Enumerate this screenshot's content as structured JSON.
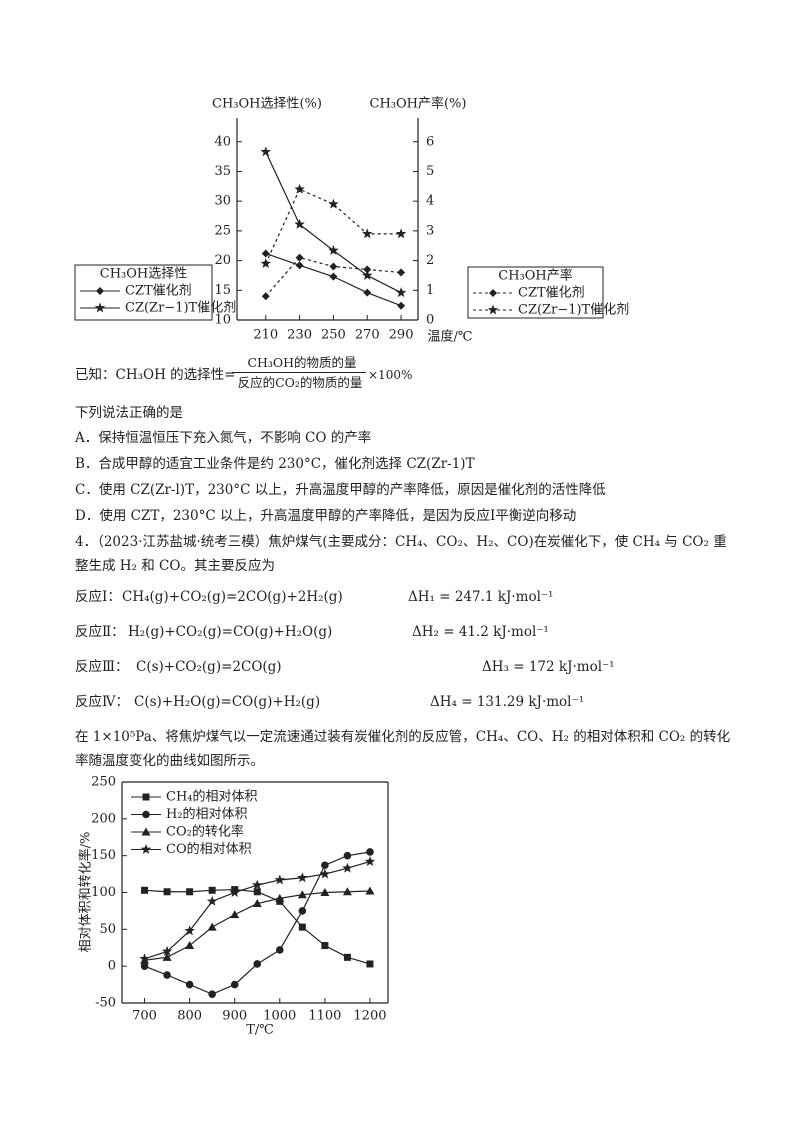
{
  "chart_data": [
    {
      "type": "line",
      "x": [
        210,
        230,
        250,
        270,
        290
      ],
      "xlim": [
        193,
        300
      ],
      "xticks": [
        210,
        230,
        250,
        270,
        290
      ],
      "xlabel": "温度/℃",
      "ylabel": "CH₃OH选择性(%)",
      "ylim": [
        10,
        44
      ],
      "yticks": [
        10,
        15,
        20,
        25,
        30,
        35,
        40
      ],
      "y2label": "CH₃OH产率(%)",
      "y2lim": [
        0,
        6.8
      ],
      "y2ticks": [
        0,
        1,
        2,
        3,
        4,
        5,
        6
      ],
      "legend_title": "CH₃OH选择性",
      "legend2_title": "CH₃OH产率",
      "series": [
        {
          "name": "CZT催化剂",
          "color": "#222222",
          "marker": "diamond",
          "line_style": "solid",
          "values": [
            21.2,
            19.2,
            17.3,
            14.6,
            12.4
          ]
        },
        {
          "name": "CZ(Zr−1)T催化剂",
          "color": "#222222",
          "marker": "star",
          "line_style": "solid",
          "values": [
            38.3,
            26.1,
            21.7,
            17.5,
            14.6
          ]
        },
        {
          "name": "CZT催化剂",
          "color": "#222222",
          "marker": "diamond",
          "line_style": "dashed",
          "axis": "y2",
          "values": [
            0.8,
            2.1,
            1.8,
            1.7,
            1.6
          ]
        },
        {
          "name": "CZ(Zr−1)T催化剂",
          "color": "#222222",
          "marker": "star",
          "line_style": "dashed",
          "axis": "y2",
          "values": [
            1.9,
            4.4,
            3.9,
            2.9,
            2.9
          ]
        }
      ]
    },
    {
      "type": "line",
      "x": [
        700,
        750,
        800,
        850,
        900,
        950,
        1000,
        1050,
        1100,
        1150,
        1200
      ],
      "xlim": [
        650,
        1240
      ],
      "xticks": [
        700,
        800,
        900,
        1000,
        1100,
        1200
      ],
      "xlabel": "T/℃",
      "ylabel": "相对体积和转化率/%",
      "ylim": [
        -50,
        250
      ],
      "yticks": [
        -50,
        0,
        50,
        100,
        150,
        200,
        250
      ],
      "series": [
        {
          "name": "CH₄的相对体积",
          "color": "#222222",
          "marker": "square",
          "line_style": "solid",
          "values": [
            103,
            101,
            101,
            103,
            104,
            101,
            88,
            53,
            28,
            12,
            3
          ]
        },
        {
          "name": "H₂的相对体积",
          "color": "#222222",
          "marker": "circle",
          "line_style": "solid",
          "values": [
            0,
            -12,
            -25,
            -38,
            -25,
            3,
            22,
            75,
            137,
            150,
            155
          ]
        },
        {
          "name": "CO₂的转化率",
          "color": "#222222",
          "marker": "triangle",
          "line_style": "solid",
          "values": [
            8,
            12,
            28,
            53,
            70,
            85,
            92,
            97,
            100,
            101,
            102
          ]
        },
        {
          "name": "CO的相对体积",
          "color": "#222222",
          "marker": "star",
          "line_style": "solid",
          "values": [
            10,
            20,
            48,
            88,
            100,
            110,
            117,
            120,
            125,
            133,
            142
          ]
        }
      ]
    }
  ],
  "document": {
    "definition": {
      "prefix": "已知：CH₃OH 的选择性=",
      "numerator": "CH₃OH的物质的量",
      "denominator": "反应的CO₂的物质的量",
      "suffix": "×100%"
    },
    "question_prompt": "下列说法正确的是",
    "options": [
      "A．保持恒温恒压下充入氮气，不影响 CO 的产率",
      "B．合成甲醇的适宜工业条件是约 230°C，催化剂选择 CZ(Zr-1)T",
      "C．使用 CZ(Zr-l)T，230°C 以上，升高温度甲醇的产率降低，原因是催化剂的活性降低",
      "D．使用 CZT，230°C 以上，升高温度甲醇的产率降低，是因为反应Ⅰ平衡逆向移动"
    ],
    "question4": [
      "4．（2023·江苏盐城·统考三模）焦炉煤气(主要成分：CH₄、CO₂、H₂、CO)在炭催化下，使 CH₄ 与 CO₂ 重",
      "整生成 H₂ 和 CO。其主要反应为"
    ],
    "reactions": [
      {
        "label": "反应Ⅰ：",
        "equation": "CH₄(g)+CO₂(g)=2CO(g)+2H₂(g)",
        "enthalpy": "ΔH₁ = 247.1 kJ·mol⁻¹"
      },
      {
        "label": "反应Ⅱ：",
        "equation": "H₂(g)+CO₂(g)=CO(g)+H₂O(g)",
        "enthalpy": "ΔH₂ = 41.2 kJ·mol⁻¹"
      },
      {
        "label": "反应Ⅲ：",
        "equation": "C(s)+CO₂(g)=2CO(g)",
        "enthalpy": "ΔH₃ = 172 kJ·mol⁻¹"
      },
      {
        "label": "反应Ⅳ：",
        "equation": "C(s)+H₂O(g)=CO(g)+H₂(g)",
        "enthalpy": "ΔH₄ = 131.29 kJ·mol⁻¹"
      }
    ],
    "conditions": [
      "在 1×10⁵Pa、将焦炉煤气以一定流速通过装有炭催化剂的反应管，CH₄、CO、H₂ 的相对体积和 CO₂ 的转化",
      "率随温度变化的曲线如图所示。"
    ]
  }
}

* _Directions for this task_
In how many lines does the word "CH₃OH选择性" appear? Respond with the number alone.

* _Response to the task_
2